Problem requirements:
Wherever "indicating" appears in a line, list that line.

Dataset records:
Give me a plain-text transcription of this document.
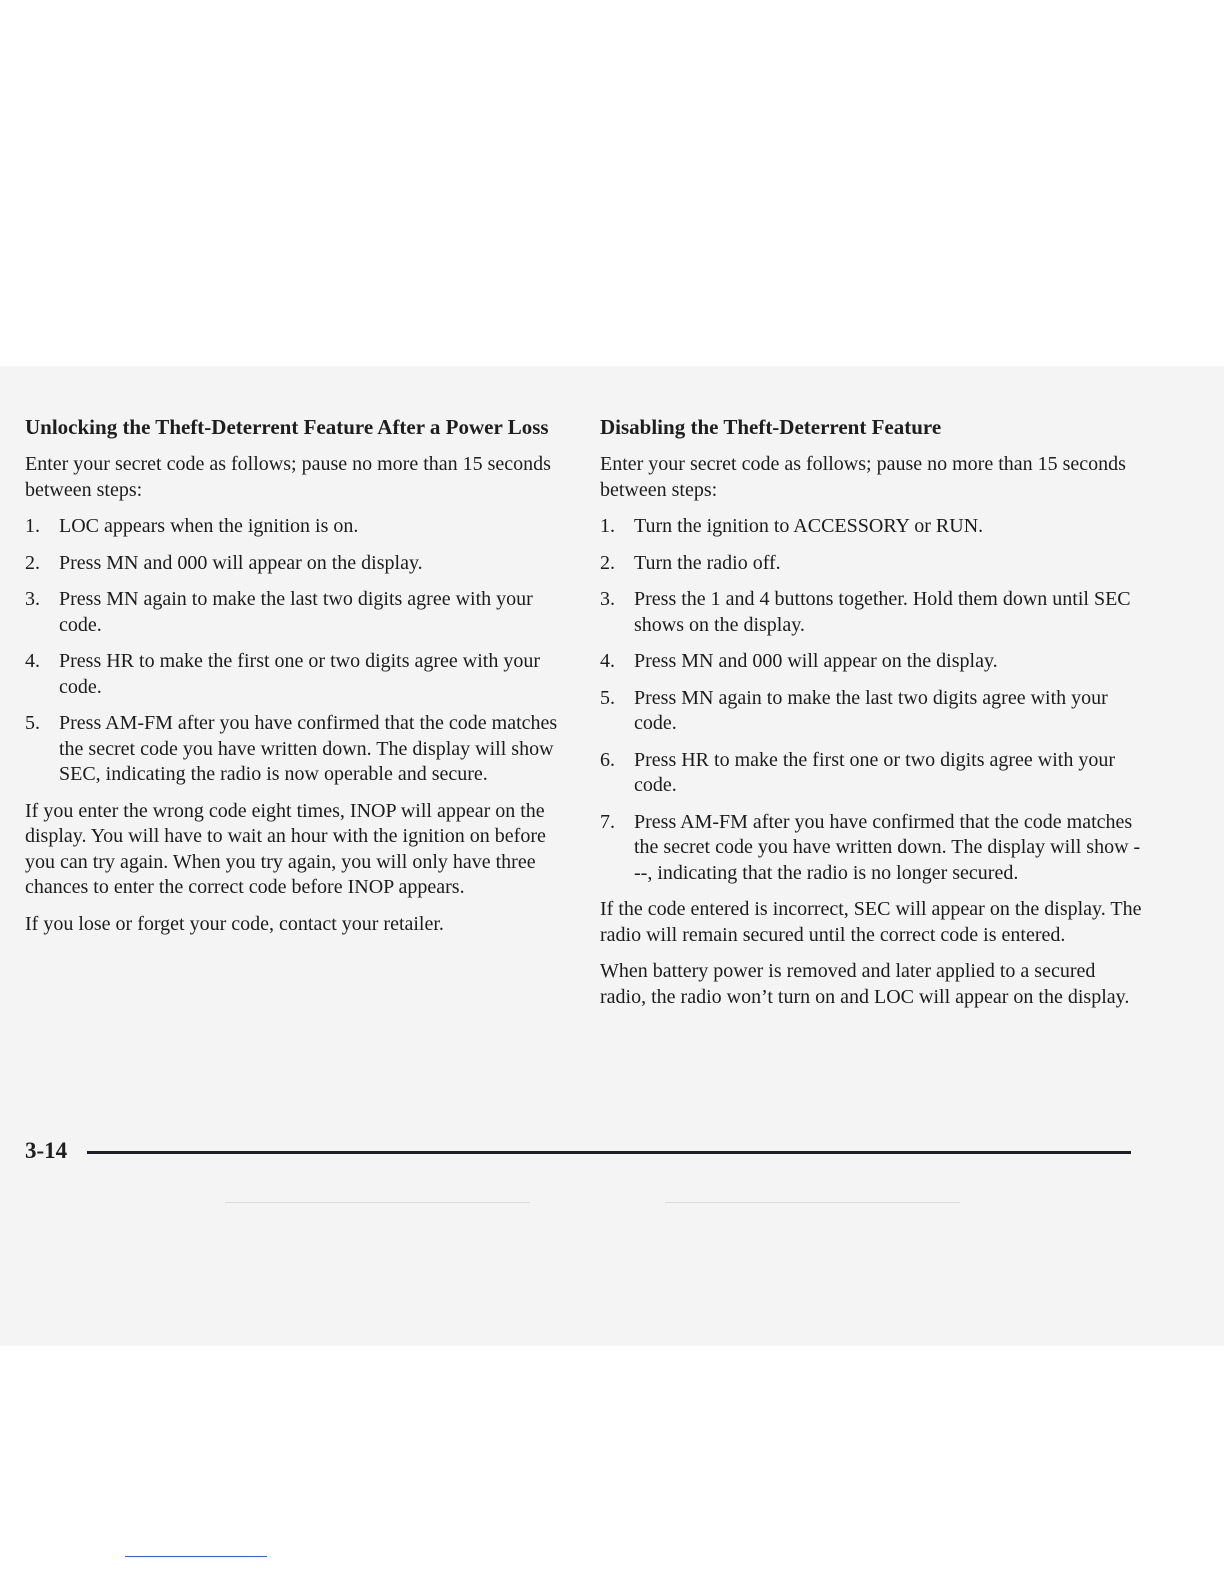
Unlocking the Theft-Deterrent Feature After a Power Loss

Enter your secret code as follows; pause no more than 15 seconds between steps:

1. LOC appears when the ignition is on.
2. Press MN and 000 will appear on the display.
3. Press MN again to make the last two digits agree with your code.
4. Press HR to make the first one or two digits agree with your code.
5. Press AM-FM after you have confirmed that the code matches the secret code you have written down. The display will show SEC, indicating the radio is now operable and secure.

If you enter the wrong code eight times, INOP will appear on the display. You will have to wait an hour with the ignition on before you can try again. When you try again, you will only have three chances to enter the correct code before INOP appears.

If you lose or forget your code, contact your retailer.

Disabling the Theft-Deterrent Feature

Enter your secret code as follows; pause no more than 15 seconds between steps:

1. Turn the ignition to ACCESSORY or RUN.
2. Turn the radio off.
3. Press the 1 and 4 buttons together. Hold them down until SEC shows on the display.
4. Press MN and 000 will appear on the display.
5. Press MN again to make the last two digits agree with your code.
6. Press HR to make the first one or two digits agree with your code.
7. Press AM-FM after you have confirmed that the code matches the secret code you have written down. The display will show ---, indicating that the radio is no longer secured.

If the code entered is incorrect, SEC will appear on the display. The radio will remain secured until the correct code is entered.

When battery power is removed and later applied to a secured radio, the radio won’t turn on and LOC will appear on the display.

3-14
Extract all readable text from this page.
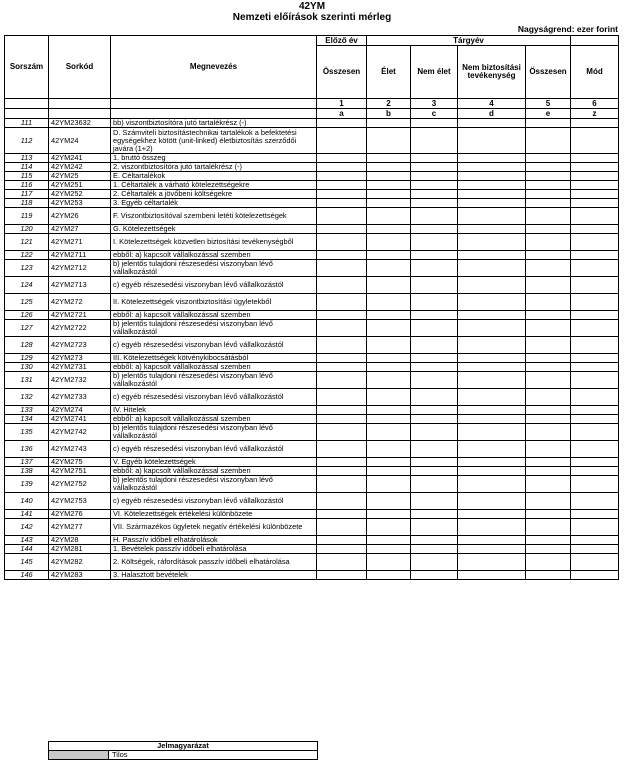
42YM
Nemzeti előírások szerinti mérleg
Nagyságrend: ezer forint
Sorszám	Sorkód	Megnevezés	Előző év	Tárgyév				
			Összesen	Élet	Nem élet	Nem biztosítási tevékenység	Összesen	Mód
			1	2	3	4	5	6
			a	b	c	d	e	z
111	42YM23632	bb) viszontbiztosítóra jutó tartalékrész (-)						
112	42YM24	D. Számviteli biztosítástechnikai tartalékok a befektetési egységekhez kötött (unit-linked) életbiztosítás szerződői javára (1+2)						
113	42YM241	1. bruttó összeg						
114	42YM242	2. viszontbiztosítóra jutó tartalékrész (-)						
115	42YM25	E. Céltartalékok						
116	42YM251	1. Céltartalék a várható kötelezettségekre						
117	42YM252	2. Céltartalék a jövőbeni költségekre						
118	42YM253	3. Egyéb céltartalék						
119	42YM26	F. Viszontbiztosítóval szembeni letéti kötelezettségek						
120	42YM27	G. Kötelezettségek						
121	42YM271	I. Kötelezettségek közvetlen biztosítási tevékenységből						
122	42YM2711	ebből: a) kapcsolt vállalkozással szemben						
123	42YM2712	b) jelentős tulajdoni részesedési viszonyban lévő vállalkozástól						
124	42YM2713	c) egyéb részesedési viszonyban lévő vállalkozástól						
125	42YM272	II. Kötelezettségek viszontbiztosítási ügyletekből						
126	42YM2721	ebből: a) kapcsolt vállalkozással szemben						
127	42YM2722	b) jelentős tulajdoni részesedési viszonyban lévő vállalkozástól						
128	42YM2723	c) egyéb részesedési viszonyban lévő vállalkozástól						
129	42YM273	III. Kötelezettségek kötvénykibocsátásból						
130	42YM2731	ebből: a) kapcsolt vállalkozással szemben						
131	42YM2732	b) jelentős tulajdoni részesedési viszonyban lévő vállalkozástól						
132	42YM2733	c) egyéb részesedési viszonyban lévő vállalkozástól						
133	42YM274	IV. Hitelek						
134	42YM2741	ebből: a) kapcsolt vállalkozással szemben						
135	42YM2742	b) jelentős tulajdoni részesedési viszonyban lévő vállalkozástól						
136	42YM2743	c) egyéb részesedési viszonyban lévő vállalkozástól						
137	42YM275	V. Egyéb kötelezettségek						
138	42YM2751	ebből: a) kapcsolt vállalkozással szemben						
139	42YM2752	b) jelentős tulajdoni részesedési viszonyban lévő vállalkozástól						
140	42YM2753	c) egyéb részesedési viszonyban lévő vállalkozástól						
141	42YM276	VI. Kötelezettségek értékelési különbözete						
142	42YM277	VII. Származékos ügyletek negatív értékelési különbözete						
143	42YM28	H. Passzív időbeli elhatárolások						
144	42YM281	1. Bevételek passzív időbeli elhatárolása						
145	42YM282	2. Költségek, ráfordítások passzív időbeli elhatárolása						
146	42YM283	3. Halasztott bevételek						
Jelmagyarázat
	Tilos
==
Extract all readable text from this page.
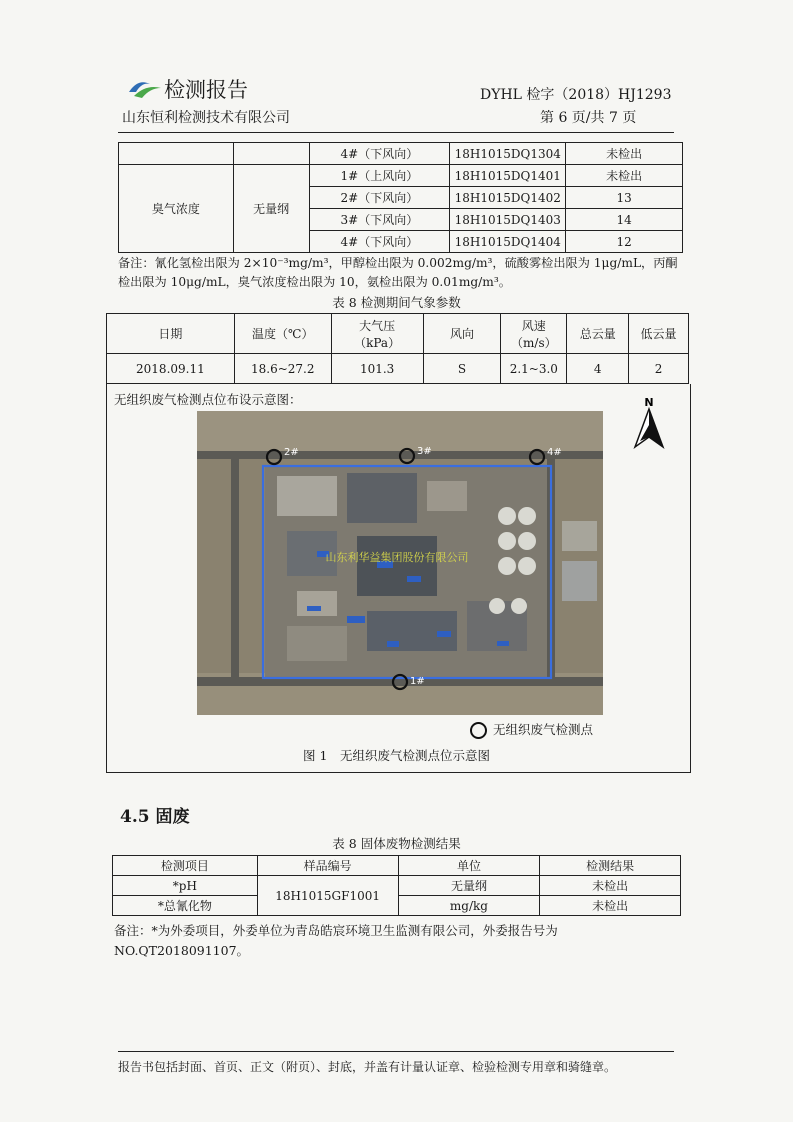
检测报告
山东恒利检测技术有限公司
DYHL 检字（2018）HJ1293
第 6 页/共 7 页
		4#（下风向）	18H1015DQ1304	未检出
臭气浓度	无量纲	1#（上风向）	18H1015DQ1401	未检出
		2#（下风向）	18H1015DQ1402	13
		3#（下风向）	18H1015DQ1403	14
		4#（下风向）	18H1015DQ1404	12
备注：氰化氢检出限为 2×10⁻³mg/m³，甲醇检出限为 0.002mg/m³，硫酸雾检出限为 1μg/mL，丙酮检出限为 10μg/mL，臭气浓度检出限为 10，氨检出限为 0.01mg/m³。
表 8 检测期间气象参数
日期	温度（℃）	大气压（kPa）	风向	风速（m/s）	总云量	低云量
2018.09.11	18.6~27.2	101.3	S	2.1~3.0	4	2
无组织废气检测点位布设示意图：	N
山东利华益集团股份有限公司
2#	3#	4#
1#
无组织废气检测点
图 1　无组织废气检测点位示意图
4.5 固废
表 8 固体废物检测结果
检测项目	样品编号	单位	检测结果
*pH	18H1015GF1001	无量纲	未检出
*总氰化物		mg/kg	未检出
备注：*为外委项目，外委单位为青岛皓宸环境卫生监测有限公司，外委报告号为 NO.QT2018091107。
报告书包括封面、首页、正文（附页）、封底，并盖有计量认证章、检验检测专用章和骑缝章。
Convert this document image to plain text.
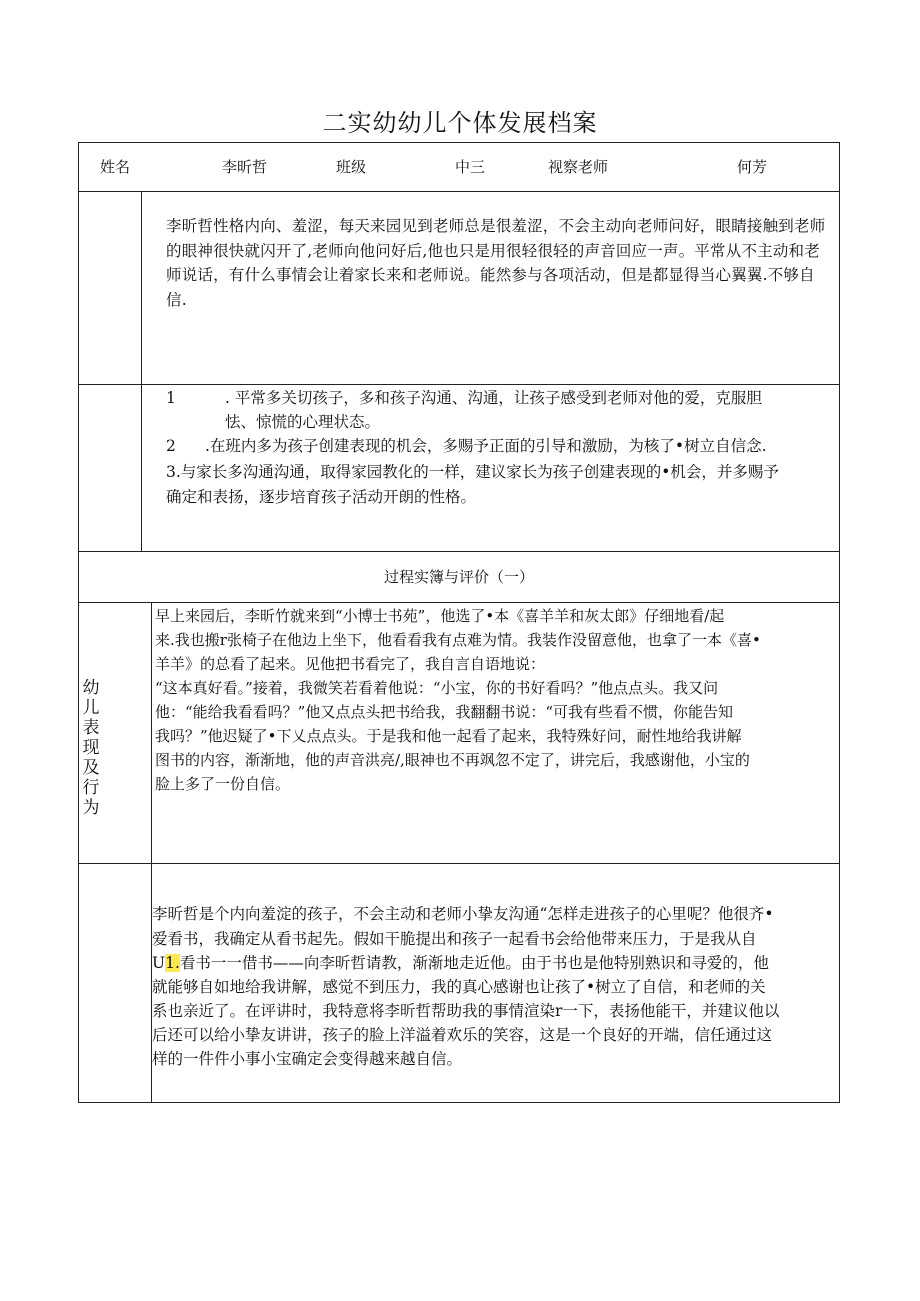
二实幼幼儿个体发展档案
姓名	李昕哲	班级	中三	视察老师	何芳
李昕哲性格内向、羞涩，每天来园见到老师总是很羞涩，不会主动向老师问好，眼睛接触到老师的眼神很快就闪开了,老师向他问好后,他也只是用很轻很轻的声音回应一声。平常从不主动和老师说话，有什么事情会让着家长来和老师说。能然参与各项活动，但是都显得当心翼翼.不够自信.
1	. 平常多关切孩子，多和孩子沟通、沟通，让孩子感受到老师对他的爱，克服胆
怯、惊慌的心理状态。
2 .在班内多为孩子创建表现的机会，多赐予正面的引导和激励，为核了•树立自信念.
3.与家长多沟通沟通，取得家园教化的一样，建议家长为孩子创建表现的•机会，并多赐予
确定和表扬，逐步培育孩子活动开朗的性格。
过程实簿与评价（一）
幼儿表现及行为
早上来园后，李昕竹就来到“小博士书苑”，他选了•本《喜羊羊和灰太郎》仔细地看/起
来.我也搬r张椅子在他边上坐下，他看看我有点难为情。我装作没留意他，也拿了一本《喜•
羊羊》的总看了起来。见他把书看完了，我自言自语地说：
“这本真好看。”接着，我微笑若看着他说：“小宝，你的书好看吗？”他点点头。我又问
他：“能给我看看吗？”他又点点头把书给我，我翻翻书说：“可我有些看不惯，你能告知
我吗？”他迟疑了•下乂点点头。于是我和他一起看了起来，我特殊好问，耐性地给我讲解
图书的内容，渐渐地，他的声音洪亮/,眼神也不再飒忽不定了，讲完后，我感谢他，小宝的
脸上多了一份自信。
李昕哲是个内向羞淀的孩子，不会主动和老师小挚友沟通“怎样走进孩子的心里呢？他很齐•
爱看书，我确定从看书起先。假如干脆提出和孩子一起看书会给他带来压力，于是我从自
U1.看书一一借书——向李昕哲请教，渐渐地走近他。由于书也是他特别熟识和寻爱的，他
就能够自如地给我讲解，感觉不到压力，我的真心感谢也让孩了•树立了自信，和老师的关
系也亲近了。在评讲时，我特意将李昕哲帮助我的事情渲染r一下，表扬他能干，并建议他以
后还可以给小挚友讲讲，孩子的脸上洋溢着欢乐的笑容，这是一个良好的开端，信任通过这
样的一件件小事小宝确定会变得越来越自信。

Reply:
5. Press AM-FM after you have confirmed that the code matches the secret code you have written down. The display will show SEC, indicating the radio is now operable and secure.
7. Press AM-FM after you have confirmed that the code matches the secret code you have written down. The display will show ---, indicating that the radio is no longer secured.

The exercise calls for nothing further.